Items listed in a dataset:

-- START --

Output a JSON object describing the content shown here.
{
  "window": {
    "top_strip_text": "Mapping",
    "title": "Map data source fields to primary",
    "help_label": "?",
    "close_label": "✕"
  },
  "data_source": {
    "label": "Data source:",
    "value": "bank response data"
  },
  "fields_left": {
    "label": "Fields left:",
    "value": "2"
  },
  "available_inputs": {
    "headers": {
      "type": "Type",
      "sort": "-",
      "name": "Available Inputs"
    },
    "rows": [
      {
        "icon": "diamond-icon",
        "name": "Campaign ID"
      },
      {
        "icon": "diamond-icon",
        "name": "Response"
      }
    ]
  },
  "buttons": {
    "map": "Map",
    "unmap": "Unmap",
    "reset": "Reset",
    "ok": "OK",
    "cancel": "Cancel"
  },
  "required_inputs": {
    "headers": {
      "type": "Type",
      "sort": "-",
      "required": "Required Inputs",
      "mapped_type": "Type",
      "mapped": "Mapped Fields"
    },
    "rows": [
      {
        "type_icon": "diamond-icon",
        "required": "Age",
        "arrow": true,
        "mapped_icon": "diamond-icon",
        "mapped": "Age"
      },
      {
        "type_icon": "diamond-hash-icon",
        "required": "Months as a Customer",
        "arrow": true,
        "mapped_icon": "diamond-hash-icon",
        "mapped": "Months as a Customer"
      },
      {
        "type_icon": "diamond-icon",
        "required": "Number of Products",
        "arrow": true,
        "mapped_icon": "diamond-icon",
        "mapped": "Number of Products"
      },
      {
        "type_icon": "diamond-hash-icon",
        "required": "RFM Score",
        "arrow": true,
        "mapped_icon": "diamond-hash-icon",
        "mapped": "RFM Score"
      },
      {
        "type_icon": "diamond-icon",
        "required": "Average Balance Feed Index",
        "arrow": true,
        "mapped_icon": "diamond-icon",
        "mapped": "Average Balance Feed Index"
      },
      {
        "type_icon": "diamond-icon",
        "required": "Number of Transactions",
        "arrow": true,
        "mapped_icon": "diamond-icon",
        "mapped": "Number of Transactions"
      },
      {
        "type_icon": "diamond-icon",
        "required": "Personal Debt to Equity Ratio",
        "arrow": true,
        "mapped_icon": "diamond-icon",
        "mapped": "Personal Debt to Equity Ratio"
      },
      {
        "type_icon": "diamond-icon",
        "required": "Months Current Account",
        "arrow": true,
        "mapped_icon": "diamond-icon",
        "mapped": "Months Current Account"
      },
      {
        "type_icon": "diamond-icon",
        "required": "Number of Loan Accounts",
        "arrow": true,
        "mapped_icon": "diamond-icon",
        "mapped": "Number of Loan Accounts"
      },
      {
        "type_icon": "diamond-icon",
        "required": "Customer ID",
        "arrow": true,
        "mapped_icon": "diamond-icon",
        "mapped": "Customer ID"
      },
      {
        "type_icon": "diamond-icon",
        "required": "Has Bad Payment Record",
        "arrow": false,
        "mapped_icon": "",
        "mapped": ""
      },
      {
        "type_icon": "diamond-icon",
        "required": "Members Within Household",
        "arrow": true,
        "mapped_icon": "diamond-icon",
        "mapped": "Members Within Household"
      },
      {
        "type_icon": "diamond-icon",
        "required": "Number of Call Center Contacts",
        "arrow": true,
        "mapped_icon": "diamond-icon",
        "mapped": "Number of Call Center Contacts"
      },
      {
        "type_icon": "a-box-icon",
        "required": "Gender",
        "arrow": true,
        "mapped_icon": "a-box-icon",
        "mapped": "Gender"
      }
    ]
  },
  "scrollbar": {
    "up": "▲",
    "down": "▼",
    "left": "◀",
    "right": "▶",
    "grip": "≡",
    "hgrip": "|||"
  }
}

-- END --

WORK REQUIRED: Reproduce the material in full, with no word added or dropped.

SOLUTION FOR THIS TASK:
Output a JSON object describing the content shown here.
{
  "window": {
    "top_strip_text": "Mapping",
    "title": "Map data source fields to primary",
    "help_label": "?",
    "close_label": "✕"
  },
  "data_source": {
    "label": "Data source:",
    "value": "bank response data"
  },
  "fields_left": {
    "label": "Fields left:",
    "value": "2"
  },
  "available_inputs": {
    "headers": {
      "type": "Type",
      "sort": "-",
      "name": "Available Inputs"
    },
    "rows": [
      {
        "icon": "diamond-icon",
        "name": "Campaign ID"
      },
      {
        "icon": "diamond-icon",
        "name": "Response"
      }
    ]
  },
  "buttons": {
    "map": "Map",
    "unmap": "Unmap",
    "reset": "Reset",
    "ok": "OK",
    "cancel": "Cancel"
  },
  "required_inputs": {
    "headers": {
      "type": "Type",
      "sort": "-",
      "required": "Required Inputs",
      "mapped_type": "Type",
      "mapped": "Mapped Fields"
    },
    "rows": [
      {
        "type_icon": "diamond-icon",
        "required": "Age",
        "arrow": true,
        "mapped_icon": "diamond-icon",
        "mapped": "Age"
      },
      {
        "type_icon": "diamond-hash-icon",
        "required": "Months as a Customer",
        "arrow": true,
        "mapped_icon": "diamond-hash-icon",
        "mapped": "Months as a Customer"
      },
      {
        "type_icon": "diamond-icon",
        "required": "Number of Products",
        "arrow": true,
        "mapped_icon": "diamond-icon",
        "mapped": "Number of Products"
      },
      {
        "type_icon": "diamond-hash-icon",
        "required": "RFM Score",
        "arrow": true,
        "mapped_icon": "diamond-hash-icon",
        "mapped": "RFM Score"
      },
      {
        "type_icon": "diamond-icon",
        "required": "Average Balance Feed Index",
        "arrow": true,
        "mapped_icon": "diamond-icon",
        "mapped": "Average Balance Feed Index"
      },
      {
        "type_icon": "diamond-icon",
        "required": "Number of Transactions",
        "arrow": true,
        "mapped_icon": "diamond-icon",
        "mapped": "Number of Transactions"
      },
      {
        "type_icon": "diamond-icon",
        "required": "Personal Debt to Equity Ratio",
        "arrow": true,
        "mapped_icon": "diamond-icon",
        "mapped": "Personal Debt to Equity Ratio"
      },
      {
        "type_icon": "diamond-icon",
        "required": "Months Current Account",
        "arrow": true,
        "mapped_icon": "diamond-icon",
        "mapped": "Months Current Account"
      },
      {
        "type_icon": "diamond-icon",
        "required": "Number of Loan Accounts",
        "arrow": true,
        "mapped_icon": "diamond-icon",
        "mapped": "Number of Loan Accounts"
      },
      {
        "type_icon": "diamond-icon",
        "required": "Customer ID",
        "arrow": true,
        "mapped_icon": "diamond-icon",
        "mapped": "Customer ID"
      },
      {
        "type_icon": "diamond-icon",
        "required": "Has Bad Payment Record",
        "arrow": false,
        "mapped_icon": "",
        "mapped": ""
      },
      {
        "type_icon": "diamond-icon",
        "required": "Members Within Household",
        "arrow": true,
        "mapped_icon": "diamond-icon",
        "mapped": "Members Within Household"
      },
      {
        "type_icon": "diamond-icon",
        "required": "Number of Call Center Contacts",
        "arrow": true,
        "mapped_icon": "diamond-icon",
        "mapped": "Number of Call Center Contacts"
      },
      {
        "type_icon": "a-box-icon",
        "required": "Gender",
        "arrow": true,
        "mapped_icon": "a-box-icon",
        "mapped": "Gender"
      }
    ]
  },
  "scrollbar": {
    "up": "▲",
    "down": "▼",
    "left": "◀",
    "right": "▶",
    "grip": "≡",
    "hgrip": "|||"
  }
}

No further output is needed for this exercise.